• Auszug aus Dokument:
┄┄┄┄┄┄┄┄┄┄┄┄┄┄┄┄┄┄┄┄

Denn wir vermissen Ihr Wort, Herr Ministerpräsident, in dieser ganzen Diskussion. Das hat draußen schreckliche Folgen. Das hat nämlich die Folge, Herr Ministerpräsident, daß die Diskussion draußen jetzt im Grunde schief zu laufen beginnt. Aus Nüchternheit wird Unsachlichkeit, aus Unsachlichkeit wird eine Diskussion, die nicht mehr enden will.
Wir stellen fest, daß viele eine Hysterie ergriffen hat. Herr Ministerpräsident, wir müssen feststellen, daß sich manche Bürgermeister und manche Gemeinderäte eigentlich nicht mehr mit den Dingen befassen, mit denen sie sich befassen müßten: die Haushalte ausgleichen, Satzungen erlassen für die Anliegerbeiträge beim Straßenausbau, sich über ihre Schulden Gedanken machen. Nein, sie entfliehen ihren täglichen Problemen, gehen hinein in die Spielwiese
und machen das Spiel „Ich gehe mit dir, du gehst mit mir, und die Landesregierung zahlt die Schulden“. Das kann es doch nicht sein, meine Damen und Herren!
Ich bringe Ihnen einige Beispiele. Der SPD-Kreisvorstand des Burgenlandkreises verlangt das, was ich schon im Jahr 1992 gefordert habe: den Großkreis mit Weißenfels.
Jetzt, meine Damen und Herren, gibt es einen Berg von Schulden. Aber was sagt die SPD des Burgenlandkreises zugleich? - Das Land muß die Verbindlichkeiten übernehmen. Ich frage Sie: Welches Land? Doch nicht etwa Sachsen-Anhalt?
Das kann Sachsen-Anhalt nicht. - Herr Kühn, Sie haben wahrscheinlich auch an dem Beschluß mitgewirkt.
Ein zweites Beispiel. Der Herr Innenminister fährt durch den Saalkreis. Ein spannendes Duell bahnt sich an. Halle, Saalkreis - alle vereinen sich im Saal, über 300. Und jetzt kommt der Herr Ministerpräsident, Entschuldigung, der Herr Innenminister
und sagt: Ihr könnt machen, was ihr wollt. Ihr müßt etwas tun. - Die erstaunten Bürgermeister und Vorsitzenden der Verwaltungsgemeinschaften fragen: Warum? Darauf der Innenminister: Neun Verwaltungsgemeinschaften gibt es, acht davon sind nicht wirksam gegründet worden. - Und jetzt kommt der Schuß; sagt doch der Herr Innenminister, der auch für das Standesamtswesen zuständig ist, daß das zur Folge haben könnte, daß die Ehen, die in dieser Zeit vor dem Standesamt geschlossen worden sind, gar nicht rechtswirksam zustande gekommen sind.
Man stelle sich das einmal vor! Mancher Bürger im Saalkreis würde vor Freude gleich aus dem Fenster springen, wenn er feststellt, daß er nicht mehr verheiratet ist.

┄┄┄┄┄┄┄┄┄┄┄┄┄┄┄┄┄┄┄┄

• Aufgaben im Überblick:
**a)** Beantworten Sie zum Redeauszug:
(i) Mit welcher Stadt verlangt der SPD-Kreisvorstand des Burgenlandkreises den Großkreis?
(ii) Wie viele Verwaltungsgemeinschaften gibt es laut Innenminister, und wie viele davon sind nicht wirksam gegründet worden?
(iii) Für welches Wesen ist der Innenminister laut Text ebenfalls zuständig?
**b)** Kopieren Sie aus dem Redeauszug den Abschnitt zwischen „Jetzt, meine Damen“ und „nicht etwa Sachsen-Anhalt?“, beide eingeschlossen, ohne jede Abweichung.

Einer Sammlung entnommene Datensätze
┄┄┄┄┄┄┄┄┄┄┄┄┄┄┄┄┄┄┄┄

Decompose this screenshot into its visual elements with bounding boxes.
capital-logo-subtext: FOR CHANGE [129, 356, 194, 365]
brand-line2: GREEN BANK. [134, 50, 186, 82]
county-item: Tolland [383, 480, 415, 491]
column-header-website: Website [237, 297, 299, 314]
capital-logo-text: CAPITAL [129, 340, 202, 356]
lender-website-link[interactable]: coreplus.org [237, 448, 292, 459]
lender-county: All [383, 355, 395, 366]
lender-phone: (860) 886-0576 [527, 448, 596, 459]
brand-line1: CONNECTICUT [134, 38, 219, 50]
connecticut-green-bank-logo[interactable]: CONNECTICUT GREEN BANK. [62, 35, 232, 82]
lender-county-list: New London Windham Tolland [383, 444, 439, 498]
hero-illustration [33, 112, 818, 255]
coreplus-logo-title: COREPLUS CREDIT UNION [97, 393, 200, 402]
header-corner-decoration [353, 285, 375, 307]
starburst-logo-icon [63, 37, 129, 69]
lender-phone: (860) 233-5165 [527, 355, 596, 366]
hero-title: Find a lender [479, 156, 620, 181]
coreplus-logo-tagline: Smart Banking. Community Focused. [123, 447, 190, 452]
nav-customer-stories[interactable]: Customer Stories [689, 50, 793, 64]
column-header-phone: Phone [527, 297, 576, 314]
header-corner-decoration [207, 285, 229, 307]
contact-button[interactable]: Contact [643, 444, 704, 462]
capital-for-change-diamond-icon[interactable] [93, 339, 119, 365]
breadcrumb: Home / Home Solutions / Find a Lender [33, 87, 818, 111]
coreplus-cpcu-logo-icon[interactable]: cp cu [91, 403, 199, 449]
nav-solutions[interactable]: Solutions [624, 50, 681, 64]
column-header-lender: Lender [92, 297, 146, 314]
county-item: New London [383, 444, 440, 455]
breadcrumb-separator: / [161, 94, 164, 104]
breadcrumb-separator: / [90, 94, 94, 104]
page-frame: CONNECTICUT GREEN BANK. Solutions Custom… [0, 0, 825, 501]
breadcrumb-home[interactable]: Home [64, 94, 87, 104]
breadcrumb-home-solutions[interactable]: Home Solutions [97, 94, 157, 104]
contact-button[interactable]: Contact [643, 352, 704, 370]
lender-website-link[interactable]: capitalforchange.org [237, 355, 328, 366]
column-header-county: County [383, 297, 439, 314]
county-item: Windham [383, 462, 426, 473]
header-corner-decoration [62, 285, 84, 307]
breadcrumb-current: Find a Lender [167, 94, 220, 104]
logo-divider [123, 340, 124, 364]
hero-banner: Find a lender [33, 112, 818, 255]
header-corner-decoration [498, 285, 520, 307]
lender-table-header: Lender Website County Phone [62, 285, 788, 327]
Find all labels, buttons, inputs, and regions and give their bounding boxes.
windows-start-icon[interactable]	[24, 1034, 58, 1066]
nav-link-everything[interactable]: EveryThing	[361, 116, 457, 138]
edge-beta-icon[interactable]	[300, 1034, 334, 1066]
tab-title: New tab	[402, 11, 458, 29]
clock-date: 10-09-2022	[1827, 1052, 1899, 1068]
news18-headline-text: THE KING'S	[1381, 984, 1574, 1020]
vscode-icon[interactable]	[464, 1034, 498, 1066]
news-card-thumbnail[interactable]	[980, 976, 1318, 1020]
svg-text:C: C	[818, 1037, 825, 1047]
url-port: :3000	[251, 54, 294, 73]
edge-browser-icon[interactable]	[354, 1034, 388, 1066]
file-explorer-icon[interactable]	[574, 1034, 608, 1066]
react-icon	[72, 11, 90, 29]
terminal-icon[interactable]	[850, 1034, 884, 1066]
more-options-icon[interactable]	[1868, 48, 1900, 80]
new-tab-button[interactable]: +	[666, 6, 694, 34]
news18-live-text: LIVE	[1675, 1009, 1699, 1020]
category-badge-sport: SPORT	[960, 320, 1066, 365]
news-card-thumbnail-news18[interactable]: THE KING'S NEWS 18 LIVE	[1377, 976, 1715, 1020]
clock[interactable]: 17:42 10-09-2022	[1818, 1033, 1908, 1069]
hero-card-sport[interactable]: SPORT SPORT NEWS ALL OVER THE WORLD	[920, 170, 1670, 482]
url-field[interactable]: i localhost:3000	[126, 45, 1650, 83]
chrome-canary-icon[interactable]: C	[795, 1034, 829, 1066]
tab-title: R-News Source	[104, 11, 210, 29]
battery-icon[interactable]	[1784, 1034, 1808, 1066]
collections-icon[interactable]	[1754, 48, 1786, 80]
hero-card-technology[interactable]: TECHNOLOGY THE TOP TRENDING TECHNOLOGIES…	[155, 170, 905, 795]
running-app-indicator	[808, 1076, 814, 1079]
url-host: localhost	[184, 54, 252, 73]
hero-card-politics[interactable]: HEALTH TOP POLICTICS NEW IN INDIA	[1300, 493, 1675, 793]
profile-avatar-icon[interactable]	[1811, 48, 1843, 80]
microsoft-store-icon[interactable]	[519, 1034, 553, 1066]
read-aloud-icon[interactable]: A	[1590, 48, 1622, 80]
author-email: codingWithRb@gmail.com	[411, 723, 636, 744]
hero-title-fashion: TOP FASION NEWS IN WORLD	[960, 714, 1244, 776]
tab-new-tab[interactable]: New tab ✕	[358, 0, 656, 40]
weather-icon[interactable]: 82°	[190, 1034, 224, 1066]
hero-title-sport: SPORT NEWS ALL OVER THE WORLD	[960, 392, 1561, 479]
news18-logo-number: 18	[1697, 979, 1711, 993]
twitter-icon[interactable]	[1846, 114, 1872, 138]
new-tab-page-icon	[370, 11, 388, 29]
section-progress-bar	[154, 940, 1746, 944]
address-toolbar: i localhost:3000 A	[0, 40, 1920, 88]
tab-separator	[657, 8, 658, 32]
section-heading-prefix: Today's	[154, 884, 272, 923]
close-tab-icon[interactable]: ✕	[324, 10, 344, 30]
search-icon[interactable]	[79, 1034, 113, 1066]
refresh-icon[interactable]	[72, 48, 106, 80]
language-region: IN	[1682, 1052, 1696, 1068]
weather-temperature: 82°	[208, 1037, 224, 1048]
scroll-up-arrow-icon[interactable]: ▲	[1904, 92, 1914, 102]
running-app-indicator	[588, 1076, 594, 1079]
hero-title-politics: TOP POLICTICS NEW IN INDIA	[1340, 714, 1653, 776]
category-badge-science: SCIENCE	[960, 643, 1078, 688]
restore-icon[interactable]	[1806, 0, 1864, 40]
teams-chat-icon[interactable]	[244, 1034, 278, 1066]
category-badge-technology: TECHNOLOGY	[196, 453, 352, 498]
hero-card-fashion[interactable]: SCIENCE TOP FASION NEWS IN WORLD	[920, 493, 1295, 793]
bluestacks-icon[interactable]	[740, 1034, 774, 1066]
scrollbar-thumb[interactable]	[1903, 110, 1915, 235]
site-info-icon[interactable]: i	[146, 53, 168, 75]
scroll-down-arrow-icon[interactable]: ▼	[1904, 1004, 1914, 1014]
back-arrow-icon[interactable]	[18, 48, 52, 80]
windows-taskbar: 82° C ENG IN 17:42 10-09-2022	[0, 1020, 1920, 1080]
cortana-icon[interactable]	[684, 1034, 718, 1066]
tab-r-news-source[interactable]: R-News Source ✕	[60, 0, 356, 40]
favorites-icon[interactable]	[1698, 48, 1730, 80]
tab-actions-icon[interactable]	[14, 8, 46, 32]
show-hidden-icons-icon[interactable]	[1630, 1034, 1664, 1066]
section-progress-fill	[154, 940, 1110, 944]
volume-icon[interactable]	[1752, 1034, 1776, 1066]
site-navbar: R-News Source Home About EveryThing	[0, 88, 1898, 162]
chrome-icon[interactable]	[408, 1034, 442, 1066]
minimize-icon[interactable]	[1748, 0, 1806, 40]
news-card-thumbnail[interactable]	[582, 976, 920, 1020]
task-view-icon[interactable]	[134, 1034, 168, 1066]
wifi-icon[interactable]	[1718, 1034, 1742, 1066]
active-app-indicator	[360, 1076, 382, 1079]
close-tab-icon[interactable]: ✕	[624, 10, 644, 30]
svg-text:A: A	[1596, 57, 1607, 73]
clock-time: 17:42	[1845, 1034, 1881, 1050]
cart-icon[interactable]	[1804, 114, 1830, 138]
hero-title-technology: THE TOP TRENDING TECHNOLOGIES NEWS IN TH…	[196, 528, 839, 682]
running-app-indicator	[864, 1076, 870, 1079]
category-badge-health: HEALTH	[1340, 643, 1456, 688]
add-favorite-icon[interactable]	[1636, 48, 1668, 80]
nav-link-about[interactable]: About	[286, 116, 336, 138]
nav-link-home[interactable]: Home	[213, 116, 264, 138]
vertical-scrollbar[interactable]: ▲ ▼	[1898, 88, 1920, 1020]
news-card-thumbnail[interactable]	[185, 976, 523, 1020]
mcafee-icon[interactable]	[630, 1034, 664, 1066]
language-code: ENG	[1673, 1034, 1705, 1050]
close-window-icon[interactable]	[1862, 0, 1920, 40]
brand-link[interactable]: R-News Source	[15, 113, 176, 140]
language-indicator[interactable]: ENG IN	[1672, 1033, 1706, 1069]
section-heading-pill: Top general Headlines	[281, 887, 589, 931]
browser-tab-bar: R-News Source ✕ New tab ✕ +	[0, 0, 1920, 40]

┄┄┄┄┄┄┄┄┄┄┄┄┄┄┄┄┄┄┄┄

• Ergebnisse je Aufgabe:
**a)**
(i) Mit Weißenfels.
(ii) Neun Verwaltungsgemeinschaften, davon acht nicht wirksam gegründet.
(iii) Für das Standesamtswesen.

**b)**
Jetzt, meine Damen und Herren, gibt es einen Berg von Schulden. Aber was sagt die SPD des Burgenlandkreises zugleich? - Das Land muß die Verbindlichkeiten übernehmen. Ich frage Sie: Welches Land? Doch nicht etwa Sachsen-Anhalt?